§ PAGE EXCERPT:
[Date Prev][Date Next][Thread Prev][Thread Next][Date Index][Thread Index]

Re: [Xen-devel] [PATCH v7 for-next 12/12] vpci/msix: add MSI-X handlers



>>> On 18.10.17 at 13:40, <roger.pau@xxxxxxxxxx> wrote:
> Changes since v6:
>  - Reduce the output of the debug keys.
>  - Fix comments and code to match in vpci_msix_control_write.
>  - Optimize size of the MSIX structure.
>  - Convert vpci_msix_mem to a uint32_t in order to reduce the size of
>    vpci_msix. Introduce some macros to make it easier to get the MSIX
>    tables related data.

This is misleading - there's no vpci_msix_mem in the patch. I think
you mean the tables[] member of struct vpci_msix?

> +void vpci_msix_arch_print_entry(const struct vpci_msix_entry *entry)

§ SUPPLIED DATA:
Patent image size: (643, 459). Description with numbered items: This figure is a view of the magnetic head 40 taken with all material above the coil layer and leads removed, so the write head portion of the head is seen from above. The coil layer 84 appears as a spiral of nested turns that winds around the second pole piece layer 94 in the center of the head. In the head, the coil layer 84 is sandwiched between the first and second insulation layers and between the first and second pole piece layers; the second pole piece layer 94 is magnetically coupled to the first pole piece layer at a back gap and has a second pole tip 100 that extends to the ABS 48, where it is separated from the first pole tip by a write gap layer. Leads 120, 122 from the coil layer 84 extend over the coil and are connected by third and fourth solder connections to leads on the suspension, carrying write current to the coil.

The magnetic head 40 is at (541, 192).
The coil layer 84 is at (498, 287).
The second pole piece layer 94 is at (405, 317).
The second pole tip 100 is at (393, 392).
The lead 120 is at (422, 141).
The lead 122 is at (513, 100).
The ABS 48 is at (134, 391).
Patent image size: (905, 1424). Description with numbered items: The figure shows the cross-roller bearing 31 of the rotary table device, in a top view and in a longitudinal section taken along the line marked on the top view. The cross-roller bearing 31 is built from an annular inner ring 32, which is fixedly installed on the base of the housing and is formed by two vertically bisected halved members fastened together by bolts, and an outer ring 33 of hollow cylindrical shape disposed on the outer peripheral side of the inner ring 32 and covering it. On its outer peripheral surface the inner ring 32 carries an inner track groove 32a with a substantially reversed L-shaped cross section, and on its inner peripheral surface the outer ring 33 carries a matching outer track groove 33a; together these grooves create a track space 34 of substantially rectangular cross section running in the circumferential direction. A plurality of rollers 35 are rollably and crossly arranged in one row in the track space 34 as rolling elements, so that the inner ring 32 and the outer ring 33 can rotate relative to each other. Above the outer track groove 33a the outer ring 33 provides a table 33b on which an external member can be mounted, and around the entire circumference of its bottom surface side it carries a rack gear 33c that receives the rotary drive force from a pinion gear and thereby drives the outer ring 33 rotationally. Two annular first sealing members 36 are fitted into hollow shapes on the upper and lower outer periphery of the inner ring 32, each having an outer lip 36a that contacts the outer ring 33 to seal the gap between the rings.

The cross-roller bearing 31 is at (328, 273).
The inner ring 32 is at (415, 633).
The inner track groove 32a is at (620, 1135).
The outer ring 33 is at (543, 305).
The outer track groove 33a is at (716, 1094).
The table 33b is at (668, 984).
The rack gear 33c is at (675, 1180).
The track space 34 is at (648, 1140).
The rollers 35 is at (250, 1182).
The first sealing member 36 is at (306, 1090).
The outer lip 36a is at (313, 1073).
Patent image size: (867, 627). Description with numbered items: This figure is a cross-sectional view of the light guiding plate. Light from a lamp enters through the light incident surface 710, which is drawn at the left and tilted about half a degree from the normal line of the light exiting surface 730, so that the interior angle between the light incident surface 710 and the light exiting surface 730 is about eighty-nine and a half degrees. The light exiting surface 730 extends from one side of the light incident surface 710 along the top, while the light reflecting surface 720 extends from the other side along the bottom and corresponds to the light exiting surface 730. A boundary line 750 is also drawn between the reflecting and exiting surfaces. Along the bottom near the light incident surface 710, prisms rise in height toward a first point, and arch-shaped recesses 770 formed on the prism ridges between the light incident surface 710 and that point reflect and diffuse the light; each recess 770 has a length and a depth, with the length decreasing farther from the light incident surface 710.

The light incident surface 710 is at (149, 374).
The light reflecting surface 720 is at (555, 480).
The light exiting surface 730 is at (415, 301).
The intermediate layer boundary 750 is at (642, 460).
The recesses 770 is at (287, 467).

§ TASKS FOR THIS EXERCISE:
**A.** Reproduce the part of the MSI-X patch reply that opens with the words containing "[Date Prev][Date Next][Thread" and closes with "the debug keys.".
**B.** In the MSI-X patch reply, what does the reviewer suggest the author actually meant instead of vpci_msix_mem?
**C.** List every change that the MSI-X patch reply quotes under "Changes since v6".

§ ANSWERS BELOW:
**A.**
[Date Prev][Date Next][Thread Prev][Thread Next][Date Index][Thread Index]

Re: [Xen-devel] [PATCH v7 for-next 12/12] vpci/msix: add MSI-X handlers



>>> On 18.10.17 at 13:40, <roger.pau@xxxxxxxxxx> wrote:
> Changes since v6:
>  - Reduce the output of the debug keys.

**B.** The tables[] member of struct vpci_msix.

**C.**
- Reduce the output of the debug keys.
- Fix comments and code to match in vpci_msix_control_write.
- Optimize size of the MSIX structure.
- Convert vpci_msix_mem to a uint32_t in order to reduce the size of vpci_msix. Introduce some macros to make it easier to get the MSIX tables related data.